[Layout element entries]
──────
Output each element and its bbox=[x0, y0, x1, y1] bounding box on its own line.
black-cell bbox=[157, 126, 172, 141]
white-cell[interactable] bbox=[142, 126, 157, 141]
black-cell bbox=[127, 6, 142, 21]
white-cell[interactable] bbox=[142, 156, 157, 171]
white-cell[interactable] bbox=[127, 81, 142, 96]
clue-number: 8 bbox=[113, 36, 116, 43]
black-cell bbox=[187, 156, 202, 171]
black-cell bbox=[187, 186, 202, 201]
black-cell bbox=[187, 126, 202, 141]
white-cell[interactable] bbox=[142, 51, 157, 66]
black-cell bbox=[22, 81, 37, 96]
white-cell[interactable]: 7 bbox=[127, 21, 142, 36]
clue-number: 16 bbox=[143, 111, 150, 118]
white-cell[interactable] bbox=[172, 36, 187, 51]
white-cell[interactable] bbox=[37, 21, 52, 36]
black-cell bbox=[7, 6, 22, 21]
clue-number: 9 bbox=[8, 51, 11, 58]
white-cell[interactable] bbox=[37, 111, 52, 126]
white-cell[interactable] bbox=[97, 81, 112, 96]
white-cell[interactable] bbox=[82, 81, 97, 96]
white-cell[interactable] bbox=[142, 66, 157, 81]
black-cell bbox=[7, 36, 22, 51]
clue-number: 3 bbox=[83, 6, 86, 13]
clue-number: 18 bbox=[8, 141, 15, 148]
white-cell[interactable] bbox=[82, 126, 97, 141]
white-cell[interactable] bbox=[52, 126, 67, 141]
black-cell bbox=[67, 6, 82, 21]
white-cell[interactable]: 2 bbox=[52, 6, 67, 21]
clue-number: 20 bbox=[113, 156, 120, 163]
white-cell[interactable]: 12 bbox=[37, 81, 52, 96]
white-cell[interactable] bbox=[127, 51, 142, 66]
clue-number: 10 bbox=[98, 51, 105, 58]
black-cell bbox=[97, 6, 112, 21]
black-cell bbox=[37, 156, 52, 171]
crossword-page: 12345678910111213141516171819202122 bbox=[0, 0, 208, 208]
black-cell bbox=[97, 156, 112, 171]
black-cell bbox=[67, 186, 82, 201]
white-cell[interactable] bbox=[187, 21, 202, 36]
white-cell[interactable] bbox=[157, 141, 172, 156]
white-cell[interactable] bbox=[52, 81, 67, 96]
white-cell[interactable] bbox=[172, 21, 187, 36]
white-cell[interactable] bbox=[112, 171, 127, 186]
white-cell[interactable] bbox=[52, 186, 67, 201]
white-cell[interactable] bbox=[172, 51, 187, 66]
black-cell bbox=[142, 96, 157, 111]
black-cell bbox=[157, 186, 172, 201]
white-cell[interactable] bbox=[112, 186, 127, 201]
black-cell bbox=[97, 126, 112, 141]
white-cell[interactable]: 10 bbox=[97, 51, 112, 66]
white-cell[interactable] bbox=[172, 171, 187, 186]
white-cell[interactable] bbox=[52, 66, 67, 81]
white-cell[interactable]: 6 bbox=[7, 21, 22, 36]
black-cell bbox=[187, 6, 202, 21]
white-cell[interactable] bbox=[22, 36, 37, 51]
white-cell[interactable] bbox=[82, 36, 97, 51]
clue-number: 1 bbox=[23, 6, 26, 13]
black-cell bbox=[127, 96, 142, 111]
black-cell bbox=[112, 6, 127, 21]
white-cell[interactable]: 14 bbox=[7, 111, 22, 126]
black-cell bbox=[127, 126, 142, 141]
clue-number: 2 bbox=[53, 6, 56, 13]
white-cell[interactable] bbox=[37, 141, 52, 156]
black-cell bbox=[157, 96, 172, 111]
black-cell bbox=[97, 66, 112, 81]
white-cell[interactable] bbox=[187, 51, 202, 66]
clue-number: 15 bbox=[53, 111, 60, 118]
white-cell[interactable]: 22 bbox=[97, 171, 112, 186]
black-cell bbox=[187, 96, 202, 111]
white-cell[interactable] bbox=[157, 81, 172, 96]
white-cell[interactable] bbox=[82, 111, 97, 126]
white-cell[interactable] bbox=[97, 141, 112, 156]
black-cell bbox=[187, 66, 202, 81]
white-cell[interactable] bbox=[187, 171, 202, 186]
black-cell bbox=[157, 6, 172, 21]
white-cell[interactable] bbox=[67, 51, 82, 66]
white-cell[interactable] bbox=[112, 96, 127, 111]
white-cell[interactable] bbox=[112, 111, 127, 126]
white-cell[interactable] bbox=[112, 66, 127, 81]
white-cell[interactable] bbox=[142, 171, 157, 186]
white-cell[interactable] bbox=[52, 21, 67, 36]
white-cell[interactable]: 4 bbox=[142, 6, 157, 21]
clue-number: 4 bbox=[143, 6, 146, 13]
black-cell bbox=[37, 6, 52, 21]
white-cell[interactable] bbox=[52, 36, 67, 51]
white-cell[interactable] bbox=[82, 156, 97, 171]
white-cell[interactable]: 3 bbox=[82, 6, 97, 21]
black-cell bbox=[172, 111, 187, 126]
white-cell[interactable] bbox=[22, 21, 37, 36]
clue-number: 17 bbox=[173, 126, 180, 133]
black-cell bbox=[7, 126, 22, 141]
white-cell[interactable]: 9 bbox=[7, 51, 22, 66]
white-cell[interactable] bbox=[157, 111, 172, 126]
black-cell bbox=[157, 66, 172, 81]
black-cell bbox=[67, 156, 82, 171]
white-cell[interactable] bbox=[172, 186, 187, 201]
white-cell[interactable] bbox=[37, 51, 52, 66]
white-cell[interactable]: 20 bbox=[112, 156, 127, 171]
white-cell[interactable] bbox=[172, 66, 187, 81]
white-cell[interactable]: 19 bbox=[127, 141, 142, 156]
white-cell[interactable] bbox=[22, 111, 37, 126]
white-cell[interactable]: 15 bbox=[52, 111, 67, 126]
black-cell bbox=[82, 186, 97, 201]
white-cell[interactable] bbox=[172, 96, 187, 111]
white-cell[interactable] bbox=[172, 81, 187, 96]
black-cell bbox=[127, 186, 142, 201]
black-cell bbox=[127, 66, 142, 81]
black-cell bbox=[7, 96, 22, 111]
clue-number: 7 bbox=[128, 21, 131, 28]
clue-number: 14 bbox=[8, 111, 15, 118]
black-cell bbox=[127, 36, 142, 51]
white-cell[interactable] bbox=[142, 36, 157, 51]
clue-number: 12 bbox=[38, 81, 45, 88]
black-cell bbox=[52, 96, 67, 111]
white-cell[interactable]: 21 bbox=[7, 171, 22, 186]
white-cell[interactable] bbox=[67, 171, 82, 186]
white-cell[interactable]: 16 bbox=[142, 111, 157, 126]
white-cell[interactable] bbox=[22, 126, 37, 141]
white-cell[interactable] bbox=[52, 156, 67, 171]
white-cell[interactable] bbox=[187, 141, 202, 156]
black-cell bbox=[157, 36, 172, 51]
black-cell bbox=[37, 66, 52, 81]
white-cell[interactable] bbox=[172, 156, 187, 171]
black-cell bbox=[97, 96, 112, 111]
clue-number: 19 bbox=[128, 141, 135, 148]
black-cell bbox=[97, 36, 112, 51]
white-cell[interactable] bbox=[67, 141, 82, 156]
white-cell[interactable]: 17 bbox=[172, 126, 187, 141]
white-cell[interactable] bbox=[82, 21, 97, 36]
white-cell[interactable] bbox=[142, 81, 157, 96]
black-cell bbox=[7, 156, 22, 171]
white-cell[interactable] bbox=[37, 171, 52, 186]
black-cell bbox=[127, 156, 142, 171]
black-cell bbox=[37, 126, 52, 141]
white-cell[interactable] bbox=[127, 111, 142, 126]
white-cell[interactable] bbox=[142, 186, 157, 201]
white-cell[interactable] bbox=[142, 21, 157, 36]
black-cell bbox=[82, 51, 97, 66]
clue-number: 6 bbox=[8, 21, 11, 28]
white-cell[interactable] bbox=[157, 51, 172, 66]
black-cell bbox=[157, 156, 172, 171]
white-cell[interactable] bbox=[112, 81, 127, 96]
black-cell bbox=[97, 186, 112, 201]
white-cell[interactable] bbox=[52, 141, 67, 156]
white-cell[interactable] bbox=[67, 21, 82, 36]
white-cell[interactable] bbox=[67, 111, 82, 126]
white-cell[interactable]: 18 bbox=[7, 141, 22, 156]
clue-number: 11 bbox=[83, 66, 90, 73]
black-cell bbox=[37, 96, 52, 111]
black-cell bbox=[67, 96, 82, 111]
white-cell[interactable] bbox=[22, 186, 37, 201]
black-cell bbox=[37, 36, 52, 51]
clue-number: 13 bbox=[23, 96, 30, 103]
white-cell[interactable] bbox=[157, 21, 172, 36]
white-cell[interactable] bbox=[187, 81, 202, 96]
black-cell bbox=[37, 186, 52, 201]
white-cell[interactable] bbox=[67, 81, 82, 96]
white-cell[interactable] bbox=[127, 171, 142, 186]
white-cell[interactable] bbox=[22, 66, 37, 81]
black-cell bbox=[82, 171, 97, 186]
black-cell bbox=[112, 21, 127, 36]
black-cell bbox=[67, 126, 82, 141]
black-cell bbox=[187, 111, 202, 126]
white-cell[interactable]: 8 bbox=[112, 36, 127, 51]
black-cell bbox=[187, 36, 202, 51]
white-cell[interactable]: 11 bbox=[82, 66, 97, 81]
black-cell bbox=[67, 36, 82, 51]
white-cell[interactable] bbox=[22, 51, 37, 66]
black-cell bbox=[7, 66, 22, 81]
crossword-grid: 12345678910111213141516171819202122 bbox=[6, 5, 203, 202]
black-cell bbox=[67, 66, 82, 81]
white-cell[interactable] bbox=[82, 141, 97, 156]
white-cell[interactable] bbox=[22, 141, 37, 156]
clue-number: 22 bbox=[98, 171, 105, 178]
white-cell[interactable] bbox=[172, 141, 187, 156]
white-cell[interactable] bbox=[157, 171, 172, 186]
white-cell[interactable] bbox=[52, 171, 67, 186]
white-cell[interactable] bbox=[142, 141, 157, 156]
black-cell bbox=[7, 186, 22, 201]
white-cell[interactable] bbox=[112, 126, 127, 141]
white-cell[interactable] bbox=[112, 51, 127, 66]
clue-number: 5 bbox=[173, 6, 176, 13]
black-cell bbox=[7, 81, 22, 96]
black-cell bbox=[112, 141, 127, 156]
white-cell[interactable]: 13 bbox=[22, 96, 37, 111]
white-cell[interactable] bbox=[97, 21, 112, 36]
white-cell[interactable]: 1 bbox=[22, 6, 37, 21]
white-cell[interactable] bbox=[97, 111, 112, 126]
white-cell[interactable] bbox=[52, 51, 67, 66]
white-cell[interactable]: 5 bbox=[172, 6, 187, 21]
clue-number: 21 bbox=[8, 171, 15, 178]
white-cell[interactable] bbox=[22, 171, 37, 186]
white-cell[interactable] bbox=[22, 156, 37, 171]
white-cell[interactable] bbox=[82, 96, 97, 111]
──────
• Directions: Reproduce the items above word for word, beginning at their first line and stopping after the line that contains "clue-number: 9 bbox=[8, 51, 11, 58]".

• Complete answer:
Output each element and its bbox=[x0, y0, x1, y1] bounding box on its own line.
black-cell bbox=[157, 126, 172, 141]
white-cell[interactable] bbox=[142, 126, 157, 141]
black-cell bbox=[127, 6, 142, 21]
white-cell[interactable] bbox=[142, 156, 157, 171]
white-cell[interactable] bbox=[127, 81, 142, 96]
clue-number: 8 bbox=[113, 36, 116, 43]
black-cell bbox=[187, 156, 202, 171]
black-cell bbox=[187, 186, 202, 201]
black-cell bbox=[187, 126, 202, 141]
white-cell[interactable] bbox=[142, 51, 157, 66]
black-cell bbox=[22, 81, 37, 96]
white-cell[interactable]: 7 bbox=[127, 21, 142, 36]
clue-number: 16 bbox=[143, 111, 150, 118]
white-cell[interactable] bbox=[172, 36, 187, 51]
white-cell[interactable] bbox=[37, 21, 52, 36]
black-cell bbox=[7, 6, 22, 21]
clue-number: 9 bbox=[8, 51, 11, 58]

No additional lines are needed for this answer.